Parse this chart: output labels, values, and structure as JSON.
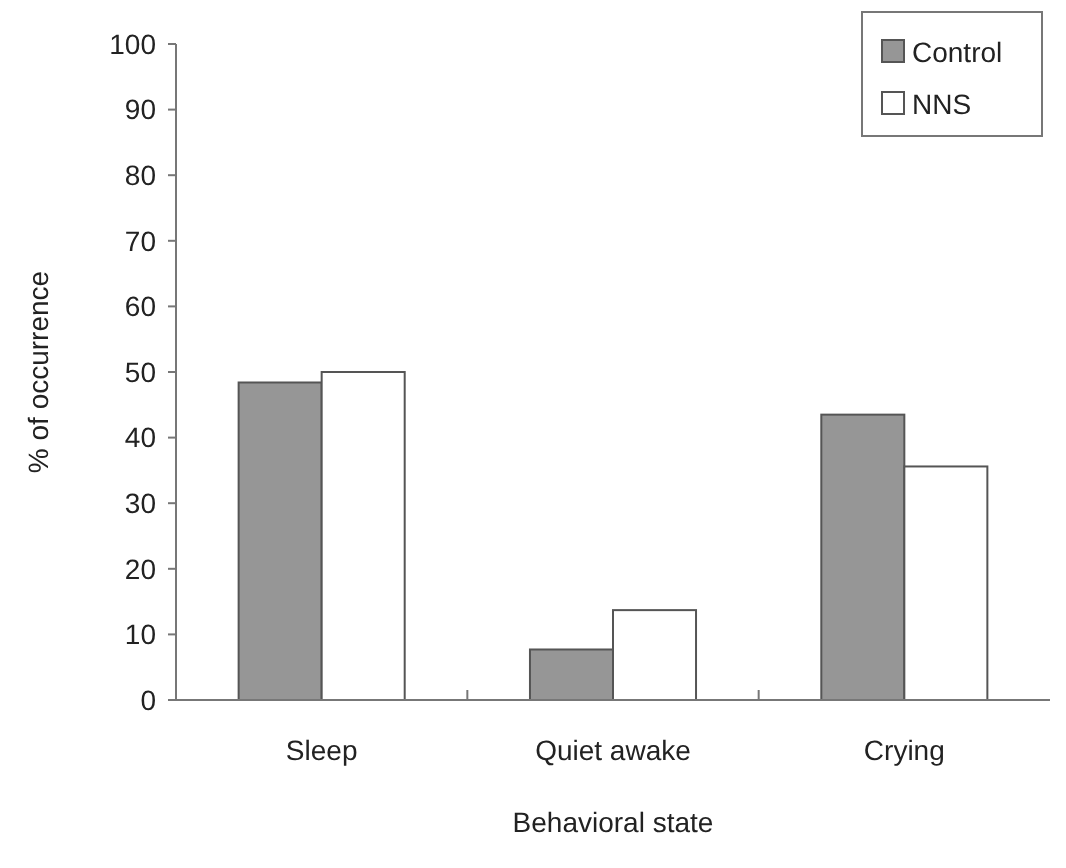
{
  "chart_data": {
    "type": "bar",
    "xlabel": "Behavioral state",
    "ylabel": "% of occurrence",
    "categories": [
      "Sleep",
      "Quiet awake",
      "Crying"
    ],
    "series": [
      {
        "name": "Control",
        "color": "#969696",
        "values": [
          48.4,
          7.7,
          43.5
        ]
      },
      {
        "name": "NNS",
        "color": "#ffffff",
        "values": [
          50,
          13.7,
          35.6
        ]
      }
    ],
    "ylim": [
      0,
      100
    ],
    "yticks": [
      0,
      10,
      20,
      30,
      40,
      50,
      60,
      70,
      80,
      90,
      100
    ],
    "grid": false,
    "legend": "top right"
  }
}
#####
Task to complete
Quote the records in full and exactly; skip any image.

Exercise answer
Parse this chart: output labels, values, and structure as JSON.
{
  "chart_data": {
    "type": "bar",
    "xlabel": "Behavioral state",
    "ylabel": "% of occurrence",
    "categories": [
      "Sleep",
      "Quiet awake",
      "Crying"
    ],
    "series": [
      {
        "name": "Control",
        "color": "#969696",
        "values": [
          48.4,
          7.7,
          43.5
        ]
      },
      {
        "name": "NNS",
        "color": "#ffffff",
        "values": [
          50,
          13.7,
          35.6
        ]
      }
    ],
    "ylim": [
      0,
      100
    ],
    "yticks": [
      0,
      10,
      20,
      30,
      40,
      50,
      60,
      70,
      80,
      90,
      100
    ],
    "grid": false,
    "legend": "top right"
  }
}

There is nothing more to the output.